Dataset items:
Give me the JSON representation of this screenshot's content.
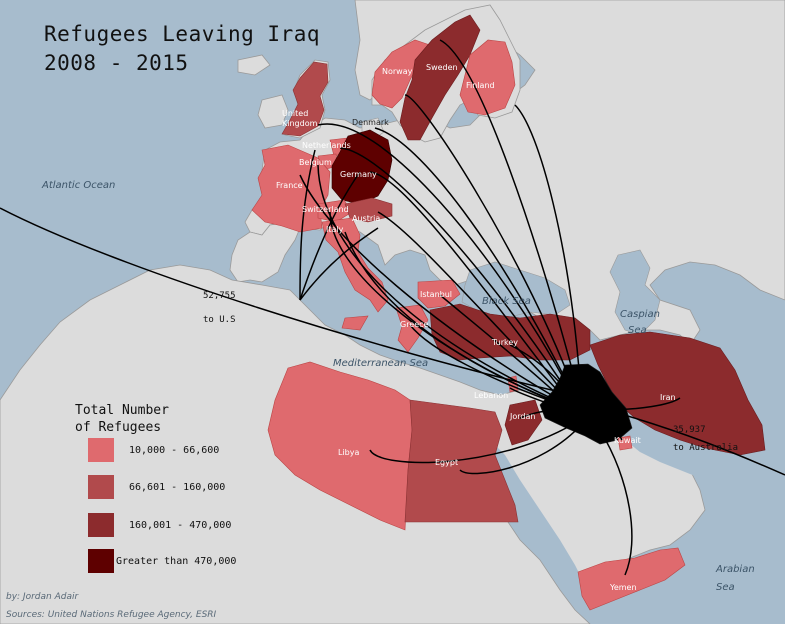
{
  "title": {
    "line1": "Refugees Leaving Iraq",
    "line2": "2008 - 2015"
  },
  "colors": {
    "water": "#a7bccd",
    "land": "#dcdcdc",
    "border": "#9a9a9a",
    "class1": "#df6a6e",
    "class2": "#b14a4c",
    "class3": "#8c2b2d",
    "class4": "#5e0000",
    "origin": "#000000"
  },
  "legend": {
    "title_line1": "Total Number",
    "title_line2": "of Refugees",
    "classes": [
      {
        "label": "10,000 - 66,600",
        "color": "#df6a6e"
      },
      {
        "label": "66,601 - 160,000",
        "color": "#b14a4c"
      },
      {
        "label": "160,001 - 470,000",
        "color": "#8c2b2d"
      },
      {
        "label": "Greater than 470,000",
        "color": "#5e0000"
      }
    ]
  },
  "water_labels": {
    "atlantic": "Atlantic Ocean",
    "black_sea": "Black Sea",
    "caspian_line1": "Caspian",
    "caspian_line2": "Sea",
    "mediterranean": "Mediterranean Sea",
    "arabian_line1": "Arabian",
    "arabian_line2": "Sea"
  },
  "countries": {
    "norway": "Norway",
    "sweden": "Sweden",
    "finland": "Finland",
    "uk_line1": "United",
    "uk_line2": "Kingdom",
    "denmark": "Denmark",
    "netherlands": "Netherlands",
    "belgium": "Belgium",
    "germany": "Germany",
    "france": "France",
    "switzerland": "Switzerland",
    "austria": "Austria",
    "italy": "Italy",
    "istanbul": "Istanbul",
    "greece": "Greece",
    "turkey": "Turkey",
    "lebanon": "Lebanon",
    "jordan": "Jordan",
    "iran": "Iran",
    "kuwait": "Kuwait",
    "libya": "Libya",
    "egypt": "Egypt",
    "yemen": "Yemen"
  },
  "flows": {
    "us_value": "52,755",
    "us_label": "to U.S",
    "australia_value": "35,937",
    "australia_label": "to Australia"
  },
  "credits": {
    "author": "by: Jordan Adair",
    "sources": "Sources: United Nations Refugee Agency, ESRI"
  }
}
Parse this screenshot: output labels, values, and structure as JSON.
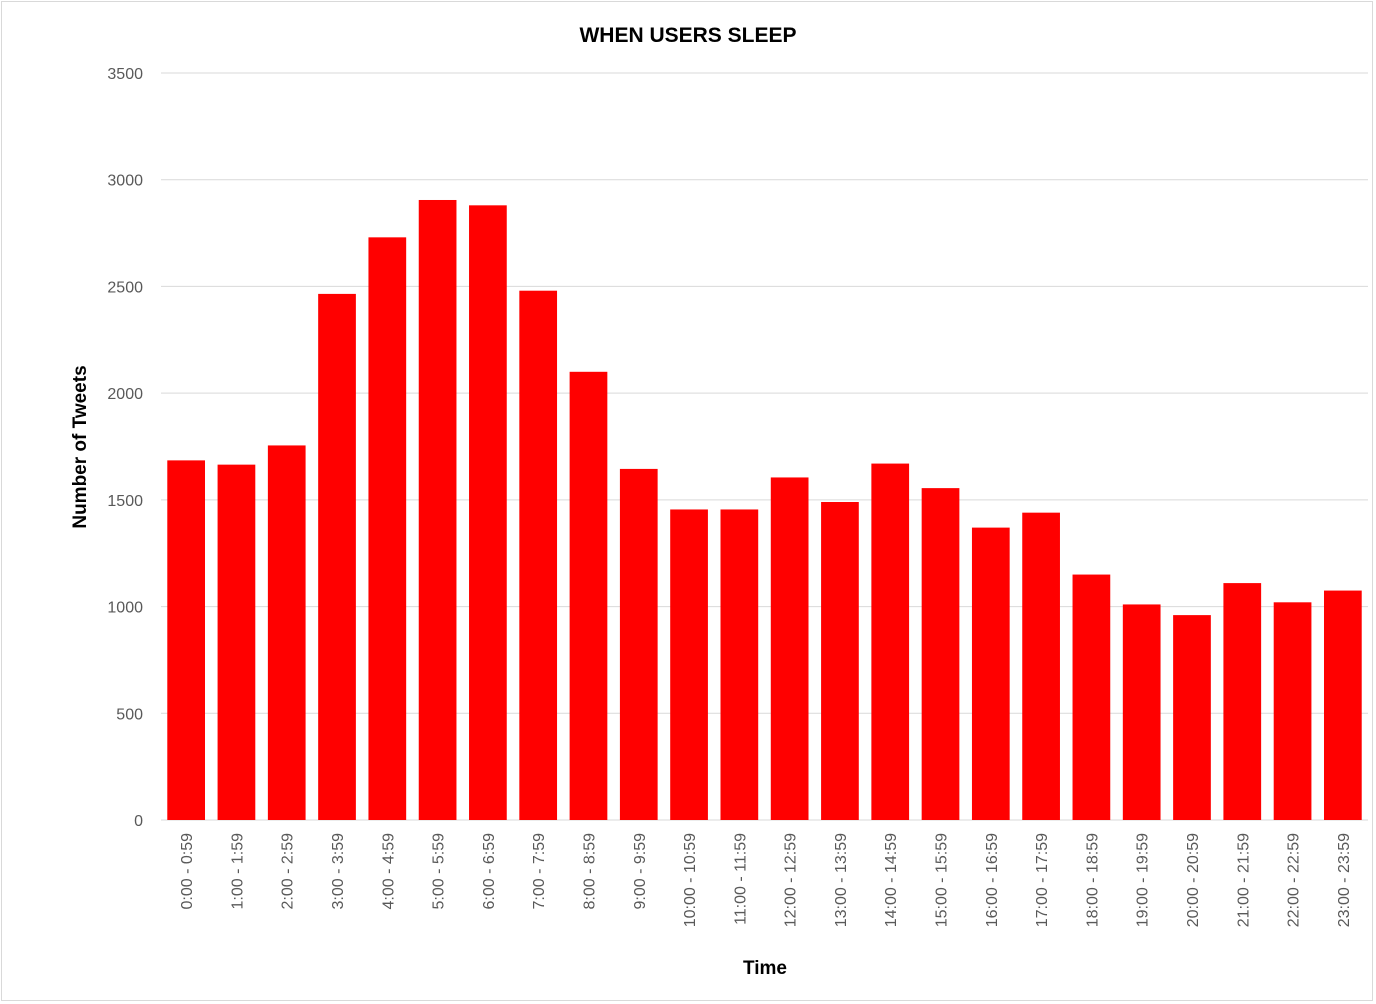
{
  "chart_data": {
    "type": "bar",
    "title": "WHEN USERS SLEEP",
    "xlabel": "Time",
    "ylabel": "Number of  Tweets",
    "ylim": [
      0,
      3500
    ],
    "yticks": [
      "0",
      "500",
      "1000",
      "1500",
      "2000",
      "2500",
      "3000",
      "3500"
    ],
    "grid": true,
    "bar_color": "#ff0000",
    "categories": [
      "0:00 - 0:59",
      "1:00 - 1:59",
      "2:00 - 2:59",
      "3:00 - 3:59",
      "4:00 - 4:59",
      "5:00 - 5:59",
      "6:00 - 6:59",
      "7:00 - 7:59",
      "8:00 - 8:59",
      "9:00 - 9:59",
      "10:00 - 10:59",
      "11:00 - 11:59",
      "12:00 - 12:59",
      "13:00 - 13:59",
      "14:00 - 14:59",
      "15:00 - 15:59",
      "16:00 - 16:59",
      "17:00 - 17:59",
      "18:00 - 18:59",
      "19:00 - 19:59",
      "20:00 - 20:59",
      "21:00 - 21:59",
      "22:00 - 22:59",
      "23:00 - 23:59"
    ],
    "values": [
      1685,
      1665,
      1755,
      2465,
      2730,
      2905,
      2880,
      2480,
      2100,
      1645,
      1455,
      1455,
      1605,
      1490,
      1670,
      1555,
      1370,
      1440,
      1150,
      1010,
      960,
      1110,
      1020,
      1075
    ]
  }
}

■ What to work on
Single out each line of the records above with the string "United" in it, and copy it.

■ Worked solution
    "uk_line1": "United",
    "sources": "Sources: United Nations Refugee Agency, ESRI"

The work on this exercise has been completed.